[Entries from a visual dataset]
§

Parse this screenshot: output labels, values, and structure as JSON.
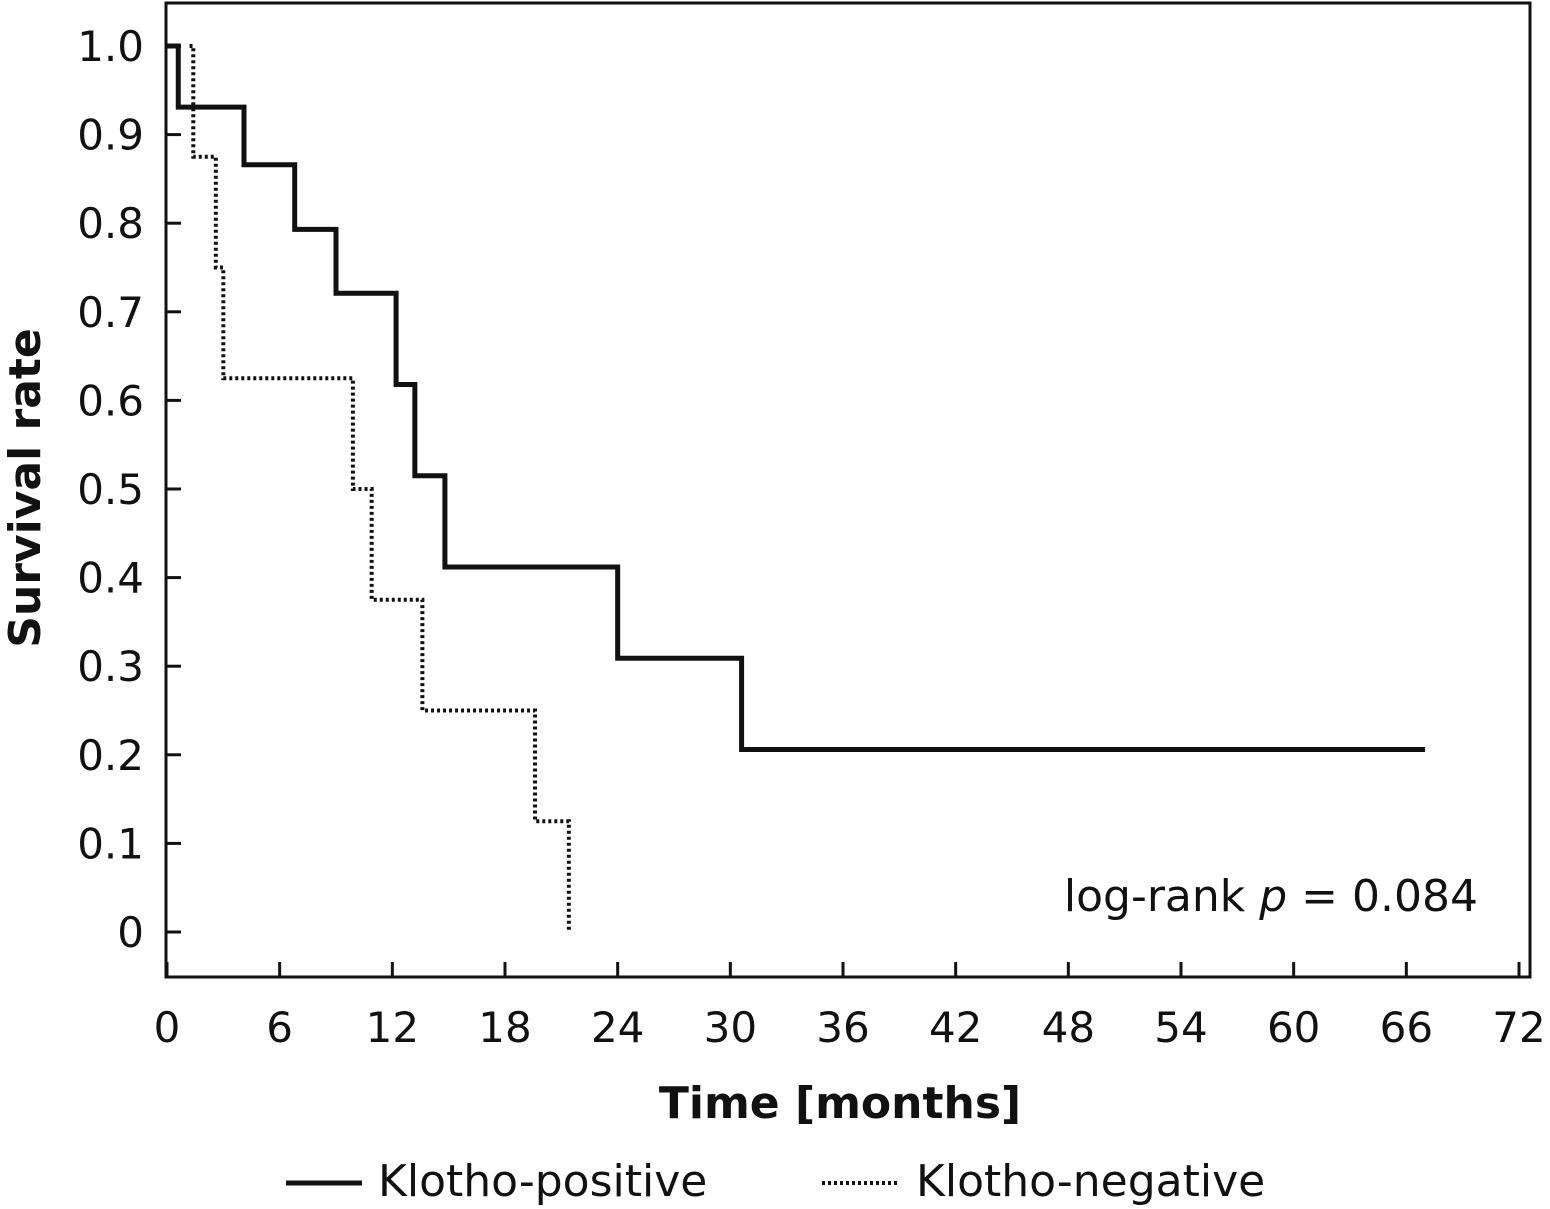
{
  "chart_data": {
    "type": "line",
    "step": true,
    "xlabel": "Time [months]",
    "ylabel": "Survival rate",
    "xlim": [
      0,
      72
    ],
    "ylim": [
      0,
      1.0
    ],
    "x_ticks": [
      "0",
      "6",
      "12",
      "18",
      "24",
      "30",
      "36",
      "42",
      "48",
      "54",
      "60",
      "66",
      "72"
    ],
    "x_tick_values": [
      0,
      6,
      12,
      18,
      24,
      30,
      36,
      42,
      48,
      54,
      60,
      66,
      72
    ],
    "y_ticks": [
      "0",
      "0.1",
      "0.2",
      "0.3",
      "0.4",
      "0.5",
      "0.6",
      "0.7",
      "0.8",
      "0.9",
      "1.0"
    ],
    "y_tick_values": [
      0,
      0.1,
      0.2,
      0.3,
      0.4,
      0.5,
      0.6,
      0.7,
      0.8,
      0.9,
      1.0
    ],
    "grid": false,
    "legend_position": "bottom",
    "annotation": {
      "prefix": "log-rank ",
      "italic": "p",
      "suffix": " = 0.084"
    },
    "series": [
      {
        "name": "Klotho-positive",
        "style": "solid",
        "color": "#111111",
        "x": [
          0,
          0.6,
          4.1,
          6.8,
          9.0,
          12.2,
          13.2,
          14.8,
          24.0,
          30.6,
          67.0
        ],
        "y": [
          1.0,
          0.931,
          0.866,
          0.793,
          0.721,
          0.618,
          0.515,
          0.412,
          0.309,
          0.206,
          0.206
        ]
      },
      {
        "name": "Klotho-negative",
        "style": "dotted",
        "color": "#111111",
        "x": [
          1.2,
          1.4,
          2.6,
          3.0,
          9.9,
          10.9,
          13.6,
          19.6,
          21.4,
          21.4
        ],
        "y": [
          1.0,
          0.875,
          0.75,
          0.625,
          0.5,
          0.375,
          0.25,
          0.125,
          0.125,
          0.0
        ]
      }
    ]
  }
}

§

**WORK TO COMPLETE:** Copy out each line word for word, please, skipping the images.

**EXERCISE ANSWER:**
Parse this screenshot: output labels, values, and structure as JSON.
{
  "chart_data": {
    "type": "line",
    "step": true,
    "xlabel": "Time [months]",
    "ylabel": "Survival rate",
    "xlim": [
      0,
      72
    ],
    "ylim": [
      0,
      1.0
    ],
    "x_ticks": [
      "0",
      "6",
      "12",
      "18",
      "24",
      "30",
      "36",
      "42",
      "48",
      "54",
      "60",
      "66",
      "72"
    ],
    "x_tick_values": [
      0,
      6,
      12,
      18,
      24,
      30,
      36,
      42,
      48,
      54,
      60,
      66,
      72
    ],
    "y_ticks": [
      "0",
      "0.1",
      "0.2",
      "0.3",
      "0.4",
      "0.5",
      "0.6",
      "0.7",
      "0.8",
      "0.9",
      "1.0"
    ],
    "y_tick_values": [
      0,
      0.1,
      0.2,
      0.3,
      0.4,
      0.5,
      0.6,
      0.7,
      0.8,
      0.9,
      1.0
    ],
    "grid": false,
    "legend_position": "bottom",
    "annotation": {
      "prefix": "log-rank ",
      "italic": "p",
      "suffix": " = 0.084"
    },
    "series": [
      {
        "name": "Klotho-positive",
        "style": "solid",
        "color": "#111111",
        "x": [
          0,
          0.6,
          4.1,
          6.8,
          9.0,
          12.2,
          13.2,
          14.8,
          24.0,
          30.6,
          67.0
        ],
        "y": [
          1.0,
          0.931,
          0.866,
          0.793,
          0.721,
          0.618,
          0.515,
          0.412,
          0.309,
          0.206,
          0.206
        ]
      },
      {
        "name": "Klotho-negative",
        "style": "dotted",
        "color": "#111111",
        "x": [
          1.2,
          1.4,
          2.6,
          3.0,
          9.9,
          10.9,
          13.6,
          19.6,
          21.4,
          21.4
        ],
        "y": [
          1.0,
          0.875,
          0.75,
          0.625,
          0.5,
          0.375,
          0.25,
          0.125,
          0.125,
          0.0
        ]
      }
    ]
  }
}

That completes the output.